WHAT IS EXPECTED:
Your task is to reproduce the entries below word for word.

GIVEN RECORDS:
◆ ◆ ◆ ◆ ◆ ◆ ◆
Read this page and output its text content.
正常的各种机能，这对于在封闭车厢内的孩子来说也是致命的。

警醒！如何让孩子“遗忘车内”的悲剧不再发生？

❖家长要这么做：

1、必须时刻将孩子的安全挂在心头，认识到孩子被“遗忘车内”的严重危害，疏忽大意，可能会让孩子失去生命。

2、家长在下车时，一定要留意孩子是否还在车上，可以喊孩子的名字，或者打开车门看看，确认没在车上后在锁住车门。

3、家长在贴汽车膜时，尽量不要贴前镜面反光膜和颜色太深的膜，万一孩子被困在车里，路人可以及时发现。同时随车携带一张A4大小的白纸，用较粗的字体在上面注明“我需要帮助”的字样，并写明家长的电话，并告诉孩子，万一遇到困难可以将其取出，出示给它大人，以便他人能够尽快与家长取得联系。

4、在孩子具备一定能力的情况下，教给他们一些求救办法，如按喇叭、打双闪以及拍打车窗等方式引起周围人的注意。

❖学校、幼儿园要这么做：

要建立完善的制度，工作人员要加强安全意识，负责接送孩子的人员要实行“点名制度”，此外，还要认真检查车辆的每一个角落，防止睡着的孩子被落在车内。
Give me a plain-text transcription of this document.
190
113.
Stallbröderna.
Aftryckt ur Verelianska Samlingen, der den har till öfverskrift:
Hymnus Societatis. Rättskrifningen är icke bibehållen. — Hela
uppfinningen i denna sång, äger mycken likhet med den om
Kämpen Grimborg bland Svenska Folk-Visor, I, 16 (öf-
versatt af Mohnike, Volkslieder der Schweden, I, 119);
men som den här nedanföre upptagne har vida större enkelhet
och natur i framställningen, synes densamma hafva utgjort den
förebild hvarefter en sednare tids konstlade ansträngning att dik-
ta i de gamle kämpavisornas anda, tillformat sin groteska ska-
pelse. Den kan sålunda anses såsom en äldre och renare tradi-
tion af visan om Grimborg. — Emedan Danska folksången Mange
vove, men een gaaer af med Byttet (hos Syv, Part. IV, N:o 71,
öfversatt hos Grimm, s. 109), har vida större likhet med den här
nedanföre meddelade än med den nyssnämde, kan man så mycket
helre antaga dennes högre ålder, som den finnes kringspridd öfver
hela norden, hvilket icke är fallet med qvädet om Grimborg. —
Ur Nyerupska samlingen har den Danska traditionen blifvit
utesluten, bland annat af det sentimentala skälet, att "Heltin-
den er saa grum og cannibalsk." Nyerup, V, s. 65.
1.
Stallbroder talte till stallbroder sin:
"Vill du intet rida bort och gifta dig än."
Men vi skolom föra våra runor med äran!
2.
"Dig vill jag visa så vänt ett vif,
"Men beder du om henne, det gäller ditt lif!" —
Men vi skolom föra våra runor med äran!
◆ ◆ ◆ ◆ ◆ ◆ ◆
TASK ANSWER:
Read this page and output its text content.
正常的各种机能，这对于在封闭车厢内的孩子来说也是致命的。

警醒！如何让孩子“遗忘车内”的悲剧不再发生？

❖家长要这么做：

1、必须时刻将孩子的安全挂在心头，认识到孩子被“遗忘车内”的严重危害，疏忽大意，可能会让孩子失去生命。

2、家长在下车时，一定要留意孩子是否还在车上，可以喊孩子的名字，或者打开车门看看，确认没在车上后在锁住车门。

3、家长在贴汽车膜时，尽量不要贴前镜面反光膜和颜色太深的膜，万一孩子被困在车里，路人可以及时发现。同时随车携带一张A4大小的白纸，用较粗的字体在上面注明“我需要帮助”的字样，并写明家长的电话，并告诉孩子，万一遇到困难可以将其取出，出示给它大人，以便他人能够尽快与家长取得联系。

4、在孩子具备一定能力的情况下，教给他们一些求救办法，如按喇叭、打双闪以及拍打车窗等方式引起周围人的注意。

❖学校、幼儿园要这么做：

要建立完善的制度，工作人员要加强安全意识，负责接送孩子的人员要实行“点名制度”，此外，还要认真检查车辆的每一个角落，防止睡着的孩子被落在车内。
Give me a plain-text transcription of this document.
190
113.
Stallbröderna.
Aftryckt ur Verelianska Samlingen, der den har till öfverskrift:
Hymnus Societatis. Rättskrifningen är icke bibehållen. — Hela
uppfinningen i denna sång, äger mycken likhet med den om
Kämpen Grimborg bland Svenska Folk-Visor, I, 16 (öf-
versatt af Mohnike, Volkslieder der Schweden, I, 119);
men som den här nedanföre upptagne har vida större enkelhet
och natur i framställningen, synes densamma hafva utgjort den
förebild hvarefter en sednare tids konstlade ansträngning att dik-
ta i de gamle kämpavisornas anda, tillformat sin groteska ska-
pelse. Den kan sålunda anses såsom en äldre och renare tradi-
tion af visan om Grimborg. — Emedan Danska folksången Mange
vove, men een gaaer af med Byttet (hos Syv, Part. IV, N:o 71,
öfversatt hos Grimm, s. 109), har vida större likhet med den här
nedanföre meddelade än med den nyssnämde, kan man så mycket
helre antaga dennes högre ålder, som den finnes kringspridd öfver
hela norden, hvilket icke är fallet med qvädet om Grimborg. —
Ur Nyerupska samlingen har den Danska traditionen blifvit
utesluten, bland annat af det sentimentala skälet, att "Heltin-
den er saa grum og cannibalsk." Nyerup, V, s. 65.
1.
Stallbroder talte till stallbroder sin:
"Vill du intet rida bort och gifta dig än."
Men vi skolom föra våra runor med äran!
2.
"Dig vill jag visa så vänt ett vif,
"Men beder du om henne, det gäller ditt lif!" —
Men vi skolom föra våra runor med äran!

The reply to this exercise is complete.